Task goal
Output all of the records exactly as written.
───── Rows ─────
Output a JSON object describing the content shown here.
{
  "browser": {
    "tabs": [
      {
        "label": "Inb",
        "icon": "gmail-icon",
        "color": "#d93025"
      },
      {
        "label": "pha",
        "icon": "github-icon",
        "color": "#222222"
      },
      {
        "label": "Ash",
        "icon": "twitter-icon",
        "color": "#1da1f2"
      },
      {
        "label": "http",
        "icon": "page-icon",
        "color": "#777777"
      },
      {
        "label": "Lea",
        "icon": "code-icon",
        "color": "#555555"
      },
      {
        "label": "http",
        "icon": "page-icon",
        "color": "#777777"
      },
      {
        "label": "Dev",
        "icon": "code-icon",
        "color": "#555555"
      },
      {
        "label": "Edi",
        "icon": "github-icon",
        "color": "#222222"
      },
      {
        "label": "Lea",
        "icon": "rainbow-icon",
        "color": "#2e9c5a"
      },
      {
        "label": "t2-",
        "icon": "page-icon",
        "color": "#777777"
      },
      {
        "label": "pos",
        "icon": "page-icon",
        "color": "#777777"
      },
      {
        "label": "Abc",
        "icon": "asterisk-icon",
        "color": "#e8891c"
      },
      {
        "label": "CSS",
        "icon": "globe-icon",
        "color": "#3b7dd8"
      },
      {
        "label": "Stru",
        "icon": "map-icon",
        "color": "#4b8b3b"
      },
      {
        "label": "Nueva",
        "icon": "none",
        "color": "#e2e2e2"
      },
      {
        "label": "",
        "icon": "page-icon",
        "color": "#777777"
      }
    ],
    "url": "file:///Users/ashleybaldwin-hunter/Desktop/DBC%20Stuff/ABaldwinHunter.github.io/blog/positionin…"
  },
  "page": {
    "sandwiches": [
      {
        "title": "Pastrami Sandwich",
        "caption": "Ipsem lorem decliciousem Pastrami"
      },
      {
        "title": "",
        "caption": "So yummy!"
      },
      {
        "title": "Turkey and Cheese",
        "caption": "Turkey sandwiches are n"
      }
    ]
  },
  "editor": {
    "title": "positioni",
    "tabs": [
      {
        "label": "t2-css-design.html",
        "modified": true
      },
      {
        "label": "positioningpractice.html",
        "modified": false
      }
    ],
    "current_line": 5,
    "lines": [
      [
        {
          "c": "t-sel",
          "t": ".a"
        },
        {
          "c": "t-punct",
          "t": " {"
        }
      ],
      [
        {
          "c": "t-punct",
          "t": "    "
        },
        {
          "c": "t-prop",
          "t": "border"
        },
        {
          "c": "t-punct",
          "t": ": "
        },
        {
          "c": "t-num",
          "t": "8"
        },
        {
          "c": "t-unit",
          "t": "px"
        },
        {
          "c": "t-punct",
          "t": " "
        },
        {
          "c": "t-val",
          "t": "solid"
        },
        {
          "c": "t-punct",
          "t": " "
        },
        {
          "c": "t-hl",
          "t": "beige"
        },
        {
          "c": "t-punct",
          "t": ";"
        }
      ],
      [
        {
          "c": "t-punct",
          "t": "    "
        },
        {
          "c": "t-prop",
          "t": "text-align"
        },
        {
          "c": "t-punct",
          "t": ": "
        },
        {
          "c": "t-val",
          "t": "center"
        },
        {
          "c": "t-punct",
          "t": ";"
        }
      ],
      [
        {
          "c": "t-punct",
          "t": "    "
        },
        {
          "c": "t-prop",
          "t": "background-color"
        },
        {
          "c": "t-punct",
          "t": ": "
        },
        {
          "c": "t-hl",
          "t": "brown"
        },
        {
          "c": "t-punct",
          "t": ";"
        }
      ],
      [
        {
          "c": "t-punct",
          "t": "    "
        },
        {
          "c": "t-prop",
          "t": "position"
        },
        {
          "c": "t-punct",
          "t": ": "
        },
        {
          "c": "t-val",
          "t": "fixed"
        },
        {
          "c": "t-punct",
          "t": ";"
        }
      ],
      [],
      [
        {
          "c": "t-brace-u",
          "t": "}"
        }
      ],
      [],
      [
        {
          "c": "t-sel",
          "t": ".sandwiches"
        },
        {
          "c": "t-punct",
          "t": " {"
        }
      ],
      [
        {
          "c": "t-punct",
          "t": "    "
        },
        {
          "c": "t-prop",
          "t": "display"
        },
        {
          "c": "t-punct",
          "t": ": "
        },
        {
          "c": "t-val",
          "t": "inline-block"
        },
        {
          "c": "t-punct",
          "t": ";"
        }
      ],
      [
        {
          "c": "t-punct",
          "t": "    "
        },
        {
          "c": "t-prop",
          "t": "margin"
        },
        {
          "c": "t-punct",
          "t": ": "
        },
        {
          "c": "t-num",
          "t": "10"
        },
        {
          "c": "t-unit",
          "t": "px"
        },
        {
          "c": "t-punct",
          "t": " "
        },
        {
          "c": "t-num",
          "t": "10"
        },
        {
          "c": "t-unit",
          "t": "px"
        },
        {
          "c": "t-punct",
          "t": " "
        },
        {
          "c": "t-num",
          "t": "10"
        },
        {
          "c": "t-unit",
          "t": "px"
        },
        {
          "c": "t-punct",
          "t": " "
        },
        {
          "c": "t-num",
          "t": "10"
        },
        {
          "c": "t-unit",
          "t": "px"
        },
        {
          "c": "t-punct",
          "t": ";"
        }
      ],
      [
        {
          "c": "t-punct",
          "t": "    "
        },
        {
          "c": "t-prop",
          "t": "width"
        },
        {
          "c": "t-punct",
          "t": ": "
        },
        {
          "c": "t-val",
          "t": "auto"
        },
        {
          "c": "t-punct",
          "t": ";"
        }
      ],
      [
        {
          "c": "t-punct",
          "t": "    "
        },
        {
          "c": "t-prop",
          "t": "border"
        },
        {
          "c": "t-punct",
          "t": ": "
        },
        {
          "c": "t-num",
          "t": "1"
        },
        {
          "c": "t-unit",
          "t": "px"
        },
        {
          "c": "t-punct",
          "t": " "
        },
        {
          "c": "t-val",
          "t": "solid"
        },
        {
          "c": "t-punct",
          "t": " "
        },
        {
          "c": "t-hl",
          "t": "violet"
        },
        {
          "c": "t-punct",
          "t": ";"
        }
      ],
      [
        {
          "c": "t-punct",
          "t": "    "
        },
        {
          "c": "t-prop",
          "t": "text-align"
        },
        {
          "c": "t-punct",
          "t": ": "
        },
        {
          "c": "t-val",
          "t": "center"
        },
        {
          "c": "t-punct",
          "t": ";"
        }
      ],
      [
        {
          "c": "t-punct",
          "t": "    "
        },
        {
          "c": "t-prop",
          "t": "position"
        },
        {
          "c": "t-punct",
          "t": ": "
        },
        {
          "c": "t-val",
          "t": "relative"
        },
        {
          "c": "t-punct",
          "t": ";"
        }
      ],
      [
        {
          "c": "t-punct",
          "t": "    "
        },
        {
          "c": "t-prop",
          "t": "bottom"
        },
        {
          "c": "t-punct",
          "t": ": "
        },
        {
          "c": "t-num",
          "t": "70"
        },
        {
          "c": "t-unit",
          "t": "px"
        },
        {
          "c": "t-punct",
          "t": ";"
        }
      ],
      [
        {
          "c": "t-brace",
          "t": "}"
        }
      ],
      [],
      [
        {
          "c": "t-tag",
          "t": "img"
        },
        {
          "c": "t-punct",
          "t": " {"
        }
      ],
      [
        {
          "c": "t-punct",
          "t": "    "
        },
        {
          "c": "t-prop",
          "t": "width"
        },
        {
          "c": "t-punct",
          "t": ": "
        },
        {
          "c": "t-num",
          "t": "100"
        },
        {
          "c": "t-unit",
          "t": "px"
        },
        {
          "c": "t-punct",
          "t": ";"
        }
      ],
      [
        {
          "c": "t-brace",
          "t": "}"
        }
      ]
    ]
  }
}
─────
Expected answer
Output a JSON object describing the content shown here.
{
  "browser": {
    "tabs": [
      {
        "label": "Inb",
        "icon": "gmail-icon",
        "color": "#d93025"
      },
      {
        "label": "pha",
        "icon": "github-icon",
        "color": "#222222"
      },
      {
        "label": "Ash",
        "icon": "twitter-icon",
        "color": "#1da1f2"
      },
      {
        "label": "http",
        "icon": "page-icon",
        "color": "#777777"
      },
      {
        "label": "Lea",
        "icon": "code-icon",
        "color": "#555555"
      },
      {
        "label": "http",
        "icon": "page-icon",
        "color": "#777777"
      },
      {
        "label": "Dev",
        "icon": "code-icon",
        "color": "#555555"
      },
      {
        "label": "Edi",
        "icon": "github-icon",
        "color": "#222222"
      },
      {
        "label": "Lea",
        "icon": "rainbow-icon",
        "color": "#2e9c5a"
      },
      {
        "label": "t2-",
        "icon": "page-icon",
        "color": "#777777"
      },
      {
        "label": "pos",
        "icon": "page-icon",
        "color": "#777777"
      },
      {
        "label": "Abc",
        "icon": "asterisk-icon",
        "color": "#e8891c"
      },
      {
        "label": "CSS",
        "icon": "globe-icon",
        "color": "#3b7dd8"
      },
      {
        "label": "Stru",
        "icon": "map-icon",
        "color": "#4b8b3b"
      },
      {
        "label": "Nueva",
        "icon": "none",
        "color": "#e2e2e2"
      },
      {
        "label": "",
        "icon": "page-icon",
        "color": "#777777"
      }
    ],
    "url": "file:///Users/ashleybaldwin-hunter/Desktop/DBC%20Stuff/ABaldwinHunter.github.io/blog/positionin…"
  },
  "page": {
    "sandwiches": [
      {
        "title": "Pastrami Sandwich",
        "caption": "Ipsem lorem decliciousem Pastrami"
      },
      {
        "title": "",
        "caption": "So yummy!"
      },
      {
        "title": "Turkey and Cheese",
        "caption": "Turkey sandwiches are n"
      }
    ]
  },
  "editor": {
    "title": "positioni",
    "tabs": [
      {
        "label": "t2-css-design.html",
        "modified": true
      },
      {
        "label": "positioningpractice.html",
        "modified": false
      }
    ],
    "current_line": 5,
    "lines": [
      [
        {
          "c": "t-sel",
          "t": ".a"
        },
        {
          "c": "t-punct",
          "t": " {"
        }
      ],
      [
        {
          "c": "t-punct",
          "t": "    "
        },
        {
          "c": "t-prop",
          "t": "border"
        },
        {
          "c": "t-punct",
          "t": ": "
        },
        {
          "c": "t-num",
          "t": "8"
        },
        {
          "c": "t-unit",
          "t": "px"
        },
        {
          "c": "t-punct",
          "t": " "
        },
        {
          "c": "t-val",
          "t": "solid"
        },
        {
          "c": "t-punct",
          "t": " "
        },
        {
          "c": "t-hl",
          "t": "beige"
        },
        {
          "c": "t-punct",
          "t": ";"
        }
      ],
      [
        {
          "c": "t-punct",
          "t": "    "
        },
        {
          "c": "t-prop",
          "t": "text-align"
        },
        {
          "c": "t-punct",
          "t": ": "
        },
        {
          "c": "t-val",
          "t": "center"
        },
        {
          "c": "t-punct",
          "t": ";"
        }
      ],
      [
        {
          "c": "t-punct",
          "t": "    "
        },
        {
          "c": "t-prop",
          "t": "background-color"
        },
        {
          "c": "t-punct",
          "t": ": "
        },
        {
          "c": "t-hl",
          "t": "brown"
        },
        {
          "c": "t-punct",
          "t": ";"
        }
      ],
      [
        {
          "c": "t-punct",
          "t": "    "
        },
        {
          "c": "t-prop",
          "t": "position"
        },
        {
          "c": "t-punct",
          "t": ": "
        },
        {
          "c": "t-val",
          "t": "fixed"
        },
        {
          "c": "t-punct",
          "t": ";"
        }
      ],
      [],
      [
        {
          "c": "t-brace-u",
          "t": "}"
        }
      ],
      [],
      [
        {
          "c": "t-sel",
          "t": ".sandwiches"
        },
        {
          "c": "t-punct",
          "t": " {"
        }
      ],
      [
        {
          "c": "t-punct",
          "t": "    "
        },
        {
          "c": "t-prop",
          "t": "display"
        },
        {
          "c": "t-punct",
          "t": ": "
        },
        {
          "c": "t-val",
          "t": "inline-block"
        },
        {
          "c": "t-punct",
          "t": ";"
        }
      ],
      [
        {
          "c": "t-punct",
          "t": "    "
        },
        {
          "c": "t-prop",
          "t": "margin"
        },
        {
          "c": "t-punct",
          "t": ": "
        },
        {
          "c": "t-num",
          "t": "10"
        },
        {
          "c": "t-unit",
          "t": "px"
        },
        {
          "c": "t-punct",
          "t": " "
        },
        {
          "c": "t-num",
          "t": "10"
        },
        {
          "c": "t-unit",
          "t": "px"
        },
        {
          "c": "t-punct",
          "t": " "
        },
        {
          "c": "t-num",
          "t": "10"
        },
        {
          "c": "t-unit",
          "t": "px"
        },
        {
          "c": "t-punct",
          "t": " "
        },
        {
          "c": "t-num",
          "t": "10"
        },
        {
          "c": "t-unit",
          "t": "px"
        },
        {
          "c": "t-punct",
          "t": ";"
        }
      ],
      [
        {
          "c": "t-punct",
          "t": "    "
        },
        {
          "c": "t-prop",
          "t": "width"
        },
        {
          "c": "t-punct",
          "t": ": "
        },
        {
          "c": "t-val",
          "t": "auto"
        },
        {
          "c": "t-punct",
          "t": ";"
        }
      ],
      [
        {
          "c": "t-punct",
          "t": "    "
        },
        {
          "c": "t-prop",
          "t": "border"
        },
        {
          "c": "t-punct",
          "t": ": "
        },
        {
          "c": "t-num",
          "t": "1"
        },
        {
          "c": "t-unit",
          "t": "px"
        },
        {
          "c": "t-punct",
          "t": " "
        },
        {
          "c": "t-val",
          "t": "solid"
        },
        {
          "c": "t-punct",
          "t": " "
        },
        {
          "c": "t-hl",
          "t": "violet"
        },
        {
          "c": "t-punct",
          "t": ";"
        }
      ],
      [
        {
          "c": "t-punct",
          "t": "    "
        },
        {
          "c": "t-prop",
          "t": "text-align"
        },
        {
          "c": "t-punct",
          "t": ": "
        },
        {
          "c": "t-val",
          "t": "center"
        },
        {
          "c": "t-punct",
          "t": ";"
        }
      ],
      [
        {
          "c": "t-punct",
          "t": "    "
        },
        {
          "c": "t-prop",
          "t": "position"
        },
        {
          "c": "t-punct",
          "t": ": "
        },
        {
          "c": "t-val",
          "t": "relative"
        },
        {
          "c": "t-punct",
          "t": ";"
        }
      ],
      [
        {
          "c": "t-punct",
          "t": "    "
        },
        {
          "c": "t-prop",
          "t": "bottom"
        },
        {
          "c": "t-punct",
          "t": ": "
        },
        {
          "c": "t-num",
          "t": "70"
        },
        {
          "c": "t-unit",
          "t": "px"
        },
        {
          "c": "t-punct",
          "t": ";"
        }
      ],
      [
        {
          "c": "t-brace",
          "t": "}"
        }
      ],
      [],
      [
        {
          "c": "t-tag",
          "t": "img"
        },
        {
          "c": "t-punct",
          "t": " {"
        }
      ],
      [
        {
          "c": "t-punct",
          "t": "    "
        },
        {
          "c": "t-prop",
          "t": "width"
        },
        {
          "c": "t-punct",
          "t": ": "
        },
        {
          "c": "t-num",
          "t": "100"
        },
        {
          "c": "t-unit",
          "t": "px"
        },
        {
          "c": "t-punct",
          "t": ";"
        }
      ],
      [
        {
          "c": "t-brace",
          "t": "}"
        }
      ]
    ]
  }
}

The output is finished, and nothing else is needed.